### [Objective]
Here are some records; quote them exactly, leaving out the pictures.

Records excerpted from a collection:
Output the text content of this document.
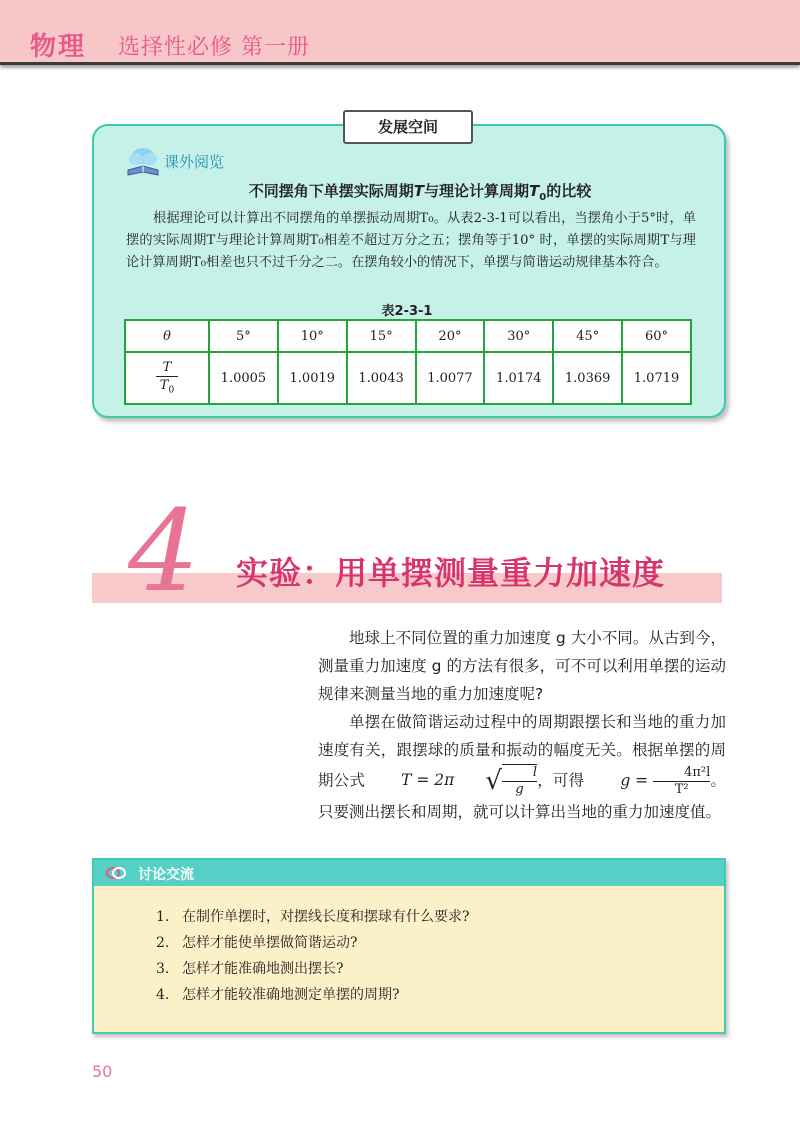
物理 选择性必修 第一册
发展空间
课外阅览
不同摆角下单摆实际周期T与理论计算周期$T_0$的比较

根据理论可以计算出不同摆角的单摆振动周期T₀。从表2-3-1可以看出，当摆角小于5°时，单摆的实际周期T与理论计算周期T₀相差不超过万分之五；摆角等于10° 时，单摆的实际周期T与理论计算周期T₀相差也只不过千分之二。在摆角较小的情况下，单摆与简谐运动规律基本符合。

表2-3-1
θ	5°	10°	15°	20°	30°	45°	60°

$\frac{T}{T_0}$	1.0005	1.0019	1.0043	1.0077	1.0174	1.0369	1.0719
4 实验：用单摆测量重力加速度

地球上不同位置的重力加速度 g 大小不同。从古到今，测量重力加速度 g 的方法有很多，可不可以利用单摆的运动规律来测量当地的重力加速度呢?

单摆在做简谐运动过程中的周期跟摆长和当地的重力加速度有关，跟摆球的质量和振动的幅度无关。根据单摆的周期公式 T = 2π √ l
g ，可得 g =	4π²l
T² 。只要测出摆长和周期，就可以计算出当地的重力加速度值。

讨论交流
1. 在制作单摆时，对摆线长度和摆球有什么要求?
2. 怎样才能使单摆做简谐运动?
3. 怎样才能准确地测出摆长?
4. 怎样才能较准确地测定单摆的周期?
50
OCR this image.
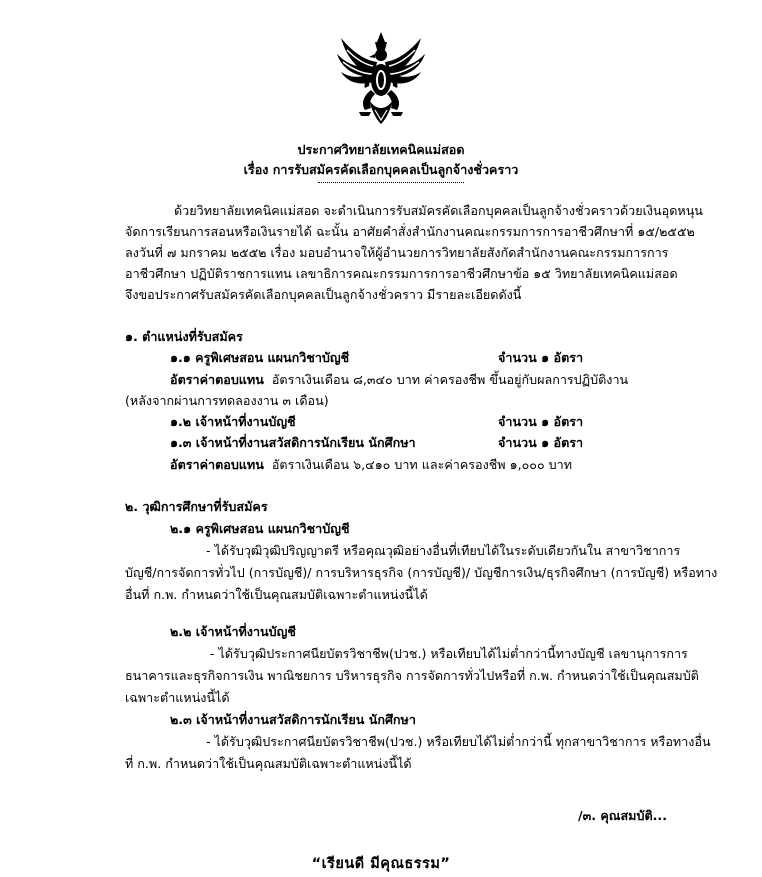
ประกาศวิทยาลัยเทคนิคแม่สอด
เรื่อง การรับสมัครคัดเลือกบุคคลเป็นลูกจ้างชั่วคราว
ด้วยวิทยาลัยเทคนิคแม่สอด จะดำเนินการรับสมัครคัดเลือกบุคคลเป็นลูกจ้างชั่วคราวด้วยเงินอุดหนุน
จัดการเรียนการสอนหรือเงินรายได้ ฉะนั้น อาศัยคำสั่งสำนักงานคณะกรรมการการอาชีวศึกษาที่ ๑๕/๒๕๕๒
ลงวันที่ ๗ มกราคม ๒๕๕๒ เรื่อง มอบอำนาจให้ผู้อำนวยการวิทยาลัยสังกัดสำนักงานคณะกรรมการการ
อาชีวศึกษา ปฏิบัติราชการแทน เลขาธิการคณะกรรมการการอาชีวศึกษาข้อ ๑๕ วิทยาลัยเทคนิคแม่สอด
จึงขอประกาศรับสมัครคัดเลือกบุคคลเป็นลูกจ้างชั่วคราว มีรายละเอียดดังนี้
๑. ตำแหน่งที่รับสมัคร
๑.๑ ครูพิเศษสอน แผนกวิชาบัญชี	จำนวน ๑ อัตรา
อัตราค่าตอบแทน อัตราเงินเดือน ๘,๓๔๐ บาท ค่าครองชีพ ขึ้นอยู่กับผลการปฏิบัติงาน
(หลังจากผ่านการทดลองงาน ๓ เดือน)
๑.๒ เจ้าหน้าที่งานบัญชี	จำนวน ๑ อัตรา
๑.๓ เจ้าหน้าที่งานสวัสดิการนักเรียน นักศึกษา	จำนวน ๑ อัตรา
อัตราค่าตอบแทน อัตราเงินเดือน ๖,๔๑๐ บาท และค่าครองชีพ ๑,๐๐๐ บาท
๒. วุฒิการศึกษาที่รับสมัคร
๒.๑ ครูพิเศษสอน แผนกวิชาบัญชี
- ได้รับวุฒิวุฒิปริญญาตรี หรือคุณวุฒิอย่างอื่นที่เทียบได้ในระดับเดียวกันใน สาขาวิชาการ
บัญชี/การจัดการทั่วไป (การบัญชี)/ การบริหารธุรกิจ (การบัญชี)/ บัญชีการเงิน/ธุรกิจศึกษา (การบัญชี) หรือทาง
อื่นที่ ก.พ. กำหนดว่าใช้เป็นคุณสมบัติเฉพาะตำแหน่งนี้ได้
๒.๒ เจ้าหน้าที่งานบัญชี
- ได้รับวุฒิประกาศนียบัตรวิชาชีพ(ปวช.) หรือเทียบได้ไม่ต่ำกว่านี้ทางบัญชี เลขานุการการ
ธนาคารและธุรกิจการเงิน พาณิชยการ บริหารธุรกิจ การจัดการทั่วไปหรือที่ ก.พ. กำหนดว่าใช้เป็นคุณสมบัติ
เฉพาะตำแหน่งนี้ได้
๒.๓ เจ้าหน้าที่งานสวัสดิการนักเรียน นักศึกษา
- ได้รับวุฒิประกาศนียบัตรวิชาชีพ(ปวช.) หรือเทียบได้ไม่ต่ำกว่านี้ ทุกสาขาวิชาการ หรือทางอื่น
ที่ ก.พ. กำหนดว่าใช้เป็นคุณสมบัติเฉพาะตำแหน่งนี้ได้
/๓. คุณสมบัติ...
“เรียนดี มีคุณธรรม”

### [Correct result]
Output the text content of this document.
物理 选择性必修 第一册
发展空间
课外阅览
不同摆角下单摆实际周期T与理论计算周期$T_0$的比较

根据理论可以计算出不同摆角的单摆振动周期T₀。从表2-3-1可以看出，当摆角小于5°时，单摆的实际周期T与理论计算周期T₀相差不超过万分之五；摆角等于10° 时，单摆的实际周期T与理论计算周期T₀相差也只不过千分之二。在摆角较小的情况下，单摆与简谐运动规律基本符合。

表2-3-1
θ	5°	10°	15°	20°	30°	45°	60°

$\frac{T}{T_0}$	1.0005	1.0019	1.0043	1.0077	1.0174	1.0369	1.0719
4 实验：用单摆测量重力加速度

地球上不同位置的重力加速度 g 大小不同。从古到今，测量重力加速度 g 的方法有很多，可不可以利用单摆的运动规律来测量当地的重力加速度呢?

单摆在做简谐运动过程中的周期跟摆长和当地的重力加速度有关，跟摆球的质量和振动的幅度无关。根据单摆的周期公式 T = 2π √ l
g ，可得 g =	4π²l
T² 。只要测出摆长和周期，就可以计算出当地的重力加速度值。

讨论交流
1. 在制作单摆时，对摆线长度和摆球有什么要求?
2. 怎样才能使单摆做简谐运动?
3. 怎样才能准确地测出摆长?
4. 怎样才能较准确地测定单摆的周期?
50
OCR this image.
ประกาศวิทยาลัยเทคนิคแม่สอด
เรื่อง การรับสมัครคัดเลือกบุคคลเป็นลูกจ้างชั่วคราว
ด้วยวิทยาลัยเทคนิคแม่สอด จะดำเนินการรับสมัครคัดเลือกบุคคลเป็นลูกจ้างชั่วคราวด้วยเงินอุดหนุน
จัดการเรียนการสอนหรือเงินรายได้ ฉะนั้น อาศัยคำสั่งสำนักงานคณะกรรมการการอาชีวศึกษาที่ ๑๕/๒๕๕๒
ลงวันที่ ๗ มกราคม ๒๕๕๒ เรื่อง มอบอำนาจให้ผู้อำนวยการวิทยาลัยสังกัดสำนักงานคณะกรรมการการ
อาชีวศึกษา ปฏิบัติราชการแทน เลขาธิการคณะกรรมการการอาชีวศึกษาข้อ ๑๕ วิทยาลัยเทคนิคแม่สอด
จึงขอประกาศรับสมัครคัดเลือกบุคคลเป็นลูกจ้างชั่วคราว มีรายละเอียดดังนี้
๑. ตำแหน่งที่รับสมัคร
๑.๑ ครูพิเศษสอน แผนกวิชาบัญชี	จำนวน ๑ อัตรา
อัตราค่าตอบแทน อัตราเงินเดือน ๘,๓๔๐ บาท ค่าครองชีพ ขึ้นอยู่กับผลการปฏิบัติงาน
(หลังจากผ่านการทดลองงาน ๓ เดือน)
๑.๒ เจ้าหน้าที่งานบัญชี	จำนวน ๑ อัตรา
๑.๓ เจ้าหน้าที่งานสวัสดิการนักเรียน นักศึกษา	จำนวน ๑ อัตรา
อัตราค่าตอบแทน อัตราเงินเดือน ๖,๔๑๐ บาท และค่าครองชีพ ๑,๐๐๐ บาท
๒. วุฒิการศึกษาที่รับสมัคร
๒.๑ ครูพิเศษสอน แผนกวิชาบัญชี
- ได้รับวุฒิวุฒิปริญญาตรี หรือคุณวุฒิอย่างอื่นที่เทียบได้ในระดับเดียวกันใน สาขาวิชาการ
บัญชี/การจัดการทั่วไป (การบัญชี)/ การบริหารธุรกิจ (การบัญชี)/ บัญชีการเงิน/ธุรกิจศึกษา (การบัญชี) หรือทาง
อื่นที่ ก.พ. กำหนดว่าใช้เป็นคุณสมบัติเฉพาะตำแหน่งนี้ได้
๒.๒ เจ้าหน้าที่งานบัญชี
- ได้รับวุฒิประกาศนียบัตรวิชาชีพ(ปวช.) หรือเทียบได้ไม่ต่ำกว่านี้ทางบัญชี เลขานุการการ
ธนาคารและธุรกิจการเงิน พาณิชยการ บริหารธุรกิจ การจัดการทั่วไปหรือที่ ก.พ. กำหนดว่าใช้เป็นคุณสมบัติ
เฉพาะตำแหน่งนี้ได้
๒.๓ เจ้าหน้าที่งานสวัสดิการนักเรียน นักศึกษา
- ได้รับวุฒิประกาศนียบัตรวิชาชีพ(ปวช.) หรือเทียบได้ไม่ต่ำกว่านี้ ทุกสาขาวิชาการ หรือทางอื่น
ที่ ก.พ. กำหนดว่าใช้เป็นคุณสมบัติเฉพาะตำแหน่งนี้ได้
/๓. คุณสมบัติ...
“เรียนดี มีคุณธรรม”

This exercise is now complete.